→ The exercise
Pull out every line of the records that contains the string "corner".

→ Data entries
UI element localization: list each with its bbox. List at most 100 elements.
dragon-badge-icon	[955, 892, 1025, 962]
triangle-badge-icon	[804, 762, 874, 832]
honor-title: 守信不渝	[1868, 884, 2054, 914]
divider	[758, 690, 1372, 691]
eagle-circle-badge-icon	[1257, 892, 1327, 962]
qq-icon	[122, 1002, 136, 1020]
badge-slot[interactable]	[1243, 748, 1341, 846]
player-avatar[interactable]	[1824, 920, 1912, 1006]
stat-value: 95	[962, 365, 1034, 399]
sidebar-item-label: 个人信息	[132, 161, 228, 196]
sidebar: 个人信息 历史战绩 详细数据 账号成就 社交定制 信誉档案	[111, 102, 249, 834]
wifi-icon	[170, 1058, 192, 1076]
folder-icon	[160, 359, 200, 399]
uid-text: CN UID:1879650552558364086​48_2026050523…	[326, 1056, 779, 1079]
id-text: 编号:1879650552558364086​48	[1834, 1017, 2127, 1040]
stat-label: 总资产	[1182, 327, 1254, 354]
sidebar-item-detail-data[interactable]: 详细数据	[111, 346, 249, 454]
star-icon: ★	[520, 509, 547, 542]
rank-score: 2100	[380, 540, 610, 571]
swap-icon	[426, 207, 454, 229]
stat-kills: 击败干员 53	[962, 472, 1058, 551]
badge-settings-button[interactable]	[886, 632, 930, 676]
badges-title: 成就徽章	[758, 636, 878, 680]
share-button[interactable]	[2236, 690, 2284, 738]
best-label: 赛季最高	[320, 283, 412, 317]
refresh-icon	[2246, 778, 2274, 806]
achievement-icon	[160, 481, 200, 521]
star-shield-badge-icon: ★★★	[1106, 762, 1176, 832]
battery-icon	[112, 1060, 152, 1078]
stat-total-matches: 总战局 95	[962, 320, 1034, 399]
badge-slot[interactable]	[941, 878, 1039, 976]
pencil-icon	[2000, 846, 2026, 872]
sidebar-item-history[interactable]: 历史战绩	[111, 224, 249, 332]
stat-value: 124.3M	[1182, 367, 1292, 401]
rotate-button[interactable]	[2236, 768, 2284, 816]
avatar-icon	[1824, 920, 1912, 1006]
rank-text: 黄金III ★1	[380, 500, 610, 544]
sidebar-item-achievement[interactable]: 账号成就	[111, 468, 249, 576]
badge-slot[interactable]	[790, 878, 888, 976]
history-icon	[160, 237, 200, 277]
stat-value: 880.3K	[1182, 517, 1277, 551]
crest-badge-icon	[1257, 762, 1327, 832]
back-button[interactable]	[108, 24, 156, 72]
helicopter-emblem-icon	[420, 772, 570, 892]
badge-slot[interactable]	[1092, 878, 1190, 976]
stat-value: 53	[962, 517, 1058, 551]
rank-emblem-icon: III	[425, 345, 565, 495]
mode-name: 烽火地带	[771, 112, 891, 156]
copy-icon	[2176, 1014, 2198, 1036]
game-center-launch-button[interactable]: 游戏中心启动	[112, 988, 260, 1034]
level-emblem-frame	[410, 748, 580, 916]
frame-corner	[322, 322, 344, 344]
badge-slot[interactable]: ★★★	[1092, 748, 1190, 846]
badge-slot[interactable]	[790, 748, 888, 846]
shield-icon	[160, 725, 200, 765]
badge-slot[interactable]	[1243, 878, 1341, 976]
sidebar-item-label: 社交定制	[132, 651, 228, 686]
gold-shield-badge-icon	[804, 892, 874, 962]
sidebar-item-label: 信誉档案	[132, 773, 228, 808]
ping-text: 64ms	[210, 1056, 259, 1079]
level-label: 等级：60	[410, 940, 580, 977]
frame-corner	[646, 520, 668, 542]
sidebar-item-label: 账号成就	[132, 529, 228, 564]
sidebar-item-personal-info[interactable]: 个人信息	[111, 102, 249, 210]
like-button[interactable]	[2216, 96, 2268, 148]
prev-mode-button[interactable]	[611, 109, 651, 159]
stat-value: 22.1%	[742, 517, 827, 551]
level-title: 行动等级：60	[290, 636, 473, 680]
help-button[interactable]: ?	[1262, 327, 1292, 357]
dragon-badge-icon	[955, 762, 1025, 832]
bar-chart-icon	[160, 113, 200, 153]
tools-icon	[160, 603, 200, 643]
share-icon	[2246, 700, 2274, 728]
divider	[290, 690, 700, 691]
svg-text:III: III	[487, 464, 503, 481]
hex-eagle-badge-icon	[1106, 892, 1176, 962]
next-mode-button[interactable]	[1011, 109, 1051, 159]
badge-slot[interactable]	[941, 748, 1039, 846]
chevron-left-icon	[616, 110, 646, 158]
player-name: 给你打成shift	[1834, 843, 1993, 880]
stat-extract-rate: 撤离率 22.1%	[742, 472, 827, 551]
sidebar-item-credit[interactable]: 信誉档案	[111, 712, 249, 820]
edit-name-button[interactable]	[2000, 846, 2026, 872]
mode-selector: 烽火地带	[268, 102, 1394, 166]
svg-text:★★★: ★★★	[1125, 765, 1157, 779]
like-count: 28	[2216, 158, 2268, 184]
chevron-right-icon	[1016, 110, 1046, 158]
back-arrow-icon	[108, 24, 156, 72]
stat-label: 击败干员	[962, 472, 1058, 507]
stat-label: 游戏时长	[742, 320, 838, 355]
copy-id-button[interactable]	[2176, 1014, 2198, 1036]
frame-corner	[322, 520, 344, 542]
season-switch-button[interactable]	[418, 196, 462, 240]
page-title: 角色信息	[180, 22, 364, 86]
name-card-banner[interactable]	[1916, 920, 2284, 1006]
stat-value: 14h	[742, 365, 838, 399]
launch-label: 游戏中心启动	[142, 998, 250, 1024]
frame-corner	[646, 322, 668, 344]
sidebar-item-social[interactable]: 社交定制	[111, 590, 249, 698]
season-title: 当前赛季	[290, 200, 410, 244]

→ Answer in full
frame-corner	[322, 322, 344, 344]
frame-corner	[646, 520, 668, 542]
frame-corner	[322, 520, 344, 542]
frame-corner	[646, 322, 668, 344]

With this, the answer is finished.